TASK INSTRUCTIONS
**1.** In the forum post, what chance of triggering an additional sausage order does buying one half-kilogram package carry when the grocery store regularly gets 25 kg?
**2.** Say whether each statement agrees with the forum post. Answer yes or no and quote the words that decide it.
(a) One minimum order mentioned is 25 tons, for an international shipment.
(b) Farms cannot hold live animal inventory.
(c) Someone hooked on opiates gets no pass at all.
**3.** From the forum post, extract the stretch from "The relevant parties" through "dissolves your odds." without changing a word.

PAGE EXTRACT
++++
Sure? Although the EPA is probably looking mainly at population numbers. A positive effect could mask harm in theory, it's just not very plausible.
vdofthegoodkind wrote: ↑Wed Oct 25, 2017 6:26 pmAs I already said, the EPA allows for some pesticides to be used that affect animals negatively, given certain geographic restrictions. => reasonable suspicion
They're on the bulletin. They mostly have to do with birds of prey, so I covered that above.
I'm not that worried about the butterflies of marginal sentience.
vdofthegoodkind wrote: ↑Wed Oct 25, 2017 6:26 pmAlready addressed these point that your sketch of the situation is ridiculous because of the huge amount of layers of indirection between you and the actual livestock cultivation, making your assertion of the probability not being low completely absurd.
There aren't that many layers. It obviously depends on what you're buying, but there's the store you're buying from, probably a distributor, the producer, and depending on the product maybe one more middle-man and a farm, but the slaughtering and rendering plant is pretty much straight-through. I don't think they sit on inventory much there, and farms respond to demand (they CAN sit on live animal inventory if they don't have any orders).
The relevant parties are pretty much the manufacturer making the sausage which may scale up or down production by certain integers with new equipment or by taking days off or closing plants/liquidating assets if demand is consistently low.
Minimum orders aren't that enormous, though. I see one that's 25 tons, but that's for an international shipment (local companies probably have smaller minimums). Whatever waste buffer your distributor or store has though, all you have to do is cross that threshold to trigger another order based on their calculations.
If your grocery store regularly gets 25 kg of sausage, and a package is half a kilogram, you have a 1/50 chance to trigger an additional order of sausages, which in itself has a 1/1000 chance to trigger scaling up for the distributor. Nothing about the different layers dissolves your odds.
A one in 50,000 chance for each purchase is not small if you're buying sausages a couple times a week. In this scenario you have a 1/6 chance of personally triggering the purchase of 25 tons of sausage and the killing/rearing of some 383 pigs if you do that for 80 years.
If you think it makes you a saint to avoid a 1/6 chance of doing something really bad, do you think only a saint would have a problem with picking up a six chamber revolver and playing Russian roulette with somebody else's head?
And you conveniently ignored my second point:
brimstoneSalad wrote:
Second, you have to remember that even if these probabilities of direct outcome from your actions are low, they are for proportionally large effects (ordering an extra case of something, increasing production by a certain amount), so we're still dealing with an overall probabilistic share of you killing slightly more animals than you're eating (due to waste).
brimstoneSalad wrote:
In my opinion that totally makes you a saint. That kind of fucks given is completely on par with not buying iphones, clothes, etc, because they were made by exploitative industries,
There are a few threads on these issues. Jobs like these are usually the best these people in developing countries have; you are benefiting them by giving them jobs. We are not breeding them into a dismal existence.
brimstoneSalad wrote:
not buying drugs because they're produced by a violent industry, etc.
I agree that it's morally problematic to buy illegal drugs. You
are feeding the drug war if you buy them.
It doesn't take a saint to decide not to support drug cartels or terrorists producing opiates to fund their jihad, it takes a decent human being.
That said, some people suffer from severe addiction and they don't have the kind of choice you or I have (where it's probably a question of recreation), so this is nothing like choosing to buy meat. You get a bit of a pass if you're hooked on opiates, not so much for hamburgers.
++++
(Records excerpted from a collection)
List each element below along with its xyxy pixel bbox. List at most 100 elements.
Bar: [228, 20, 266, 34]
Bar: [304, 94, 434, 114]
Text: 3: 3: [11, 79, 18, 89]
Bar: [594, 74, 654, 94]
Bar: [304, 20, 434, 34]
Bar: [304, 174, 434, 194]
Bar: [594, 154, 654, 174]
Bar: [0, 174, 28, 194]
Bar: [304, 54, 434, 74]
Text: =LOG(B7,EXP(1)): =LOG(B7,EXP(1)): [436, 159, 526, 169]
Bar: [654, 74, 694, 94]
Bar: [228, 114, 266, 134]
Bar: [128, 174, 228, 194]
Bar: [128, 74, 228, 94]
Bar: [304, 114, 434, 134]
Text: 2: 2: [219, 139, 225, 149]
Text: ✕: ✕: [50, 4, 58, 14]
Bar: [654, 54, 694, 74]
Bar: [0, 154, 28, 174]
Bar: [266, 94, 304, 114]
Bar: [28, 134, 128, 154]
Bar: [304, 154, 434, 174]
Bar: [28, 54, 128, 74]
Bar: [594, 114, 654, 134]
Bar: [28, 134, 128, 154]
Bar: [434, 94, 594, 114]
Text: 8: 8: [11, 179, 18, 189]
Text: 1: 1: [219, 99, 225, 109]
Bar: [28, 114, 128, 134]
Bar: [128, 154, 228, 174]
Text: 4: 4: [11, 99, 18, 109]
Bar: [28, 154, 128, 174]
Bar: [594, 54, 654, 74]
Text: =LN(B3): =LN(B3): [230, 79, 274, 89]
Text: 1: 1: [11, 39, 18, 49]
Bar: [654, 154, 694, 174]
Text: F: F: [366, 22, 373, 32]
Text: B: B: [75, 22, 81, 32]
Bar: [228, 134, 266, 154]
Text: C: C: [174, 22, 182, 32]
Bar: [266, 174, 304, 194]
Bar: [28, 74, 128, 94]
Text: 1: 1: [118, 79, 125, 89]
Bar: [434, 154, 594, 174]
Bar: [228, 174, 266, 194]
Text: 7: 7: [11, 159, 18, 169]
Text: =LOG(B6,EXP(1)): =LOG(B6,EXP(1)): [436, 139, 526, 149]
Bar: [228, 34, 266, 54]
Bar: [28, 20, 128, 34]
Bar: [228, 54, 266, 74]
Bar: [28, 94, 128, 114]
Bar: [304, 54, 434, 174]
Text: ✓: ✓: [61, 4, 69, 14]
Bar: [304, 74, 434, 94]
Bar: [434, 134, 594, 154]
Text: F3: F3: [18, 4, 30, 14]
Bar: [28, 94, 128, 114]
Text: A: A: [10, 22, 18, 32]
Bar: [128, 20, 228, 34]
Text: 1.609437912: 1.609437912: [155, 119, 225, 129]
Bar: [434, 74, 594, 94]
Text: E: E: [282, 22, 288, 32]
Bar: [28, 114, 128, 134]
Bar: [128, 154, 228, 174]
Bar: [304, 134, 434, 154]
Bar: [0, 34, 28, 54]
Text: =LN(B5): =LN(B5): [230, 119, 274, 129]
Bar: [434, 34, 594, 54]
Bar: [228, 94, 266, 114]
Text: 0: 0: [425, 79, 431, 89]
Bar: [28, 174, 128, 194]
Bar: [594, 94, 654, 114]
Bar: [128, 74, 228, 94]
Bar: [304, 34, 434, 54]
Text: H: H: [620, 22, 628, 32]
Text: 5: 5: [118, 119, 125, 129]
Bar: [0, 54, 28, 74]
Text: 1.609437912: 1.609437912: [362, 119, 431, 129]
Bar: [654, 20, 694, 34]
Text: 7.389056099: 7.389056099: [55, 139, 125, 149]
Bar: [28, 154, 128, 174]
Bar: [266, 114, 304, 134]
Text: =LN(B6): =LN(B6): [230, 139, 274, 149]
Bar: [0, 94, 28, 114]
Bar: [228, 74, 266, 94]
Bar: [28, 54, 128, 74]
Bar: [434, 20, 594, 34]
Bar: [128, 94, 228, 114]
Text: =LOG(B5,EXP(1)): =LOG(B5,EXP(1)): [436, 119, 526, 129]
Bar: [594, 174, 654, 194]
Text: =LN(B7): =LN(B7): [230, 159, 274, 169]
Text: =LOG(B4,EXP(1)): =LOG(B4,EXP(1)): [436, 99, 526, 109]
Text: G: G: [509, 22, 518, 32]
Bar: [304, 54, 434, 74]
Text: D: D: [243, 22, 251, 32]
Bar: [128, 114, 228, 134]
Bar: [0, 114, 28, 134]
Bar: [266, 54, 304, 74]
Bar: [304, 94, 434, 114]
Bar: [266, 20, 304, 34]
++++
TASK RESULTS
**1.** A 1/50 chance.

**2.**
(a) Yes: "I see one that's 25 tons, but that's for an international shipment"
(b) No: "they CAN sit on live animal inventory if they don't have any orders"
(c) No: "You get a bit of a pass if you're hooked on opiates, not so much for hamburgers."

**3.**
The relevant parties are pretty much the manufacturer making the sausage which may scale up or down production by certain integers with new equipment or by taking days off or closing plants/liquidating assets if demand is consistently low.
Minimum orders aren't that enormous, though. I see one that's 25 tons, but that's for an international shipment (local companies probably have smaller minimums). Whatever waste buffer your distributor or store has though, all you have to do is cross that threshold to trigger another order based on their calculations.
If your grocery store regularly gets 25 kg of sausage, and a package is half a kilogram, you have a 1/50 chance to trigger an additional order of sausages, which in itself has a 1/1000 chance to trigger scaling up for the distributor. Nothing about the different layers dissolves your odds.